— start of Selection —
The grants are available in three categories: In addition to the regular grants, there are the ‘Junior Grants’, which are awarded to up-and-coming female authors and include participation in writing workshops in addition to financial support. None of these ‘Junior Grants’ will be awarded in 2025, instead an ‘Emergency Grant’ will be awarded for the second time. The Emergency Grants support female authors in acutely threatening situations. In 2024, this support went to the Iranian author Mahtab Yaghma, who is now living in exile in Germany with a PEN Berlin grant. This year, it goes to an Afghan journalist who is currently being forced to flee her country. The amount of the ‘Emergency Grants’ varies depending on the duration of the acute threat situation.
The descendants of Helen and Kurt Wolff's family award the grants in collaboration with the Weiter Schreiben project. The selection process takes place within an international jury; unsolicited applications are not possible.
Background information:
The scholarship's namesake, Helen Wolff, was herself an aspiring author when she was forced into exile as a young woman in 1933 after the National Socialists came to power in Germany. Together with her husband Kurt Wolff, who was a well-known publisher in the 1910s and 1920s, she set up the Pantheon Books publishing house in New York in the 1940s and became an important transatlantic literary mediator. It was not until 2020 that her novel Background for Love was rediscovered and published by Weidle Verlag. After her arrival in the USA, Helen Wolff had always kept it a secret that she had worked as a writer in Europe. After the war, it seemed too complicated and risky for her to explain the circumstances of her writing and her failure. Helen and Kurt Wolff would not have survived their escape through Europe if they had not had the support of the networks of numerous people, including the married couple Emil and Emily Oprecht, who were themselves active in publishing.
— end of Selection —
— start of Entries supplied —
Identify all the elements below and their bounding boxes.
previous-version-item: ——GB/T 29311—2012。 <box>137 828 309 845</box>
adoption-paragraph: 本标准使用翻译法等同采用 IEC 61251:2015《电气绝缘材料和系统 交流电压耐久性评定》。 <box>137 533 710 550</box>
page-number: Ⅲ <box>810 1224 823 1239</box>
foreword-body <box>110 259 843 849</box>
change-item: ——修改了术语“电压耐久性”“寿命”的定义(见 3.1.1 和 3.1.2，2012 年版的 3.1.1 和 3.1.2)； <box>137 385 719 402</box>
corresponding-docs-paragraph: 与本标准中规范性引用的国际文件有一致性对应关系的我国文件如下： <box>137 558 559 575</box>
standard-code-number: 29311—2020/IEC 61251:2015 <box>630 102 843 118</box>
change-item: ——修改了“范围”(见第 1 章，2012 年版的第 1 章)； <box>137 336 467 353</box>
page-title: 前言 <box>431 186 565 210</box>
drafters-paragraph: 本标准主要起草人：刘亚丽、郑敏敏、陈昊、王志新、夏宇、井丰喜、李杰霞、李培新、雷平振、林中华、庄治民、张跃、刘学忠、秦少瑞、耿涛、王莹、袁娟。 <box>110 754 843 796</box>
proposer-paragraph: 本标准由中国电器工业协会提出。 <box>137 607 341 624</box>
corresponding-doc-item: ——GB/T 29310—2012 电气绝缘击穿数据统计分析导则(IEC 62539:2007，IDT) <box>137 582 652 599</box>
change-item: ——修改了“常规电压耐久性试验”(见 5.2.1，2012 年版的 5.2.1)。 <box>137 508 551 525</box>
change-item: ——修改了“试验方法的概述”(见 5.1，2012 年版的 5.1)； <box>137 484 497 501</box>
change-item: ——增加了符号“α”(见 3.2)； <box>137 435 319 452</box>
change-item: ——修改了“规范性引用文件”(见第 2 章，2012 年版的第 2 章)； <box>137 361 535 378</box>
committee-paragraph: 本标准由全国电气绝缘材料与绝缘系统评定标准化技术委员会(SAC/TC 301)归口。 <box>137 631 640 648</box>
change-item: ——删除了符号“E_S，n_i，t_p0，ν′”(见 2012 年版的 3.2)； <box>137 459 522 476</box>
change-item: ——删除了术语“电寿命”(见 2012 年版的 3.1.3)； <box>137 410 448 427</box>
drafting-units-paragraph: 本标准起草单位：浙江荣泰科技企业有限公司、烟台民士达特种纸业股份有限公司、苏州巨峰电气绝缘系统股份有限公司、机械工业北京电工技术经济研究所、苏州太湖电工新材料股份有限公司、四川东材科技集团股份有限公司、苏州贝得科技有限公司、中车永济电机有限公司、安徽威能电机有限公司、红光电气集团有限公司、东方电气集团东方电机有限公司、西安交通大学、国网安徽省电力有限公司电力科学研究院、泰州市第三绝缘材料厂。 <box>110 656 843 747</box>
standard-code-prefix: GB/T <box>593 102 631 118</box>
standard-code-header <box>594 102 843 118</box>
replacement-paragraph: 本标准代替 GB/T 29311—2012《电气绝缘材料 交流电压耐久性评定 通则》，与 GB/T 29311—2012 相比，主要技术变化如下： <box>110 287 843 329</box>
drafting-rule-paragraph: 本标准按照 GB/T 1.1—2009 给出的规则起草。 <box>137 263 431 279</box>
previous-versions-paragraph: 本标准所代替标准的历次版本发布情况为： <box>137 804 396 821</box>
— end of Entries supplied —
Given exercise: In the text on the Helen Wolff grants, what publishing house did Helen and Kurt Wolff set up in New York in the 1940s?

Task result: Pantheon Books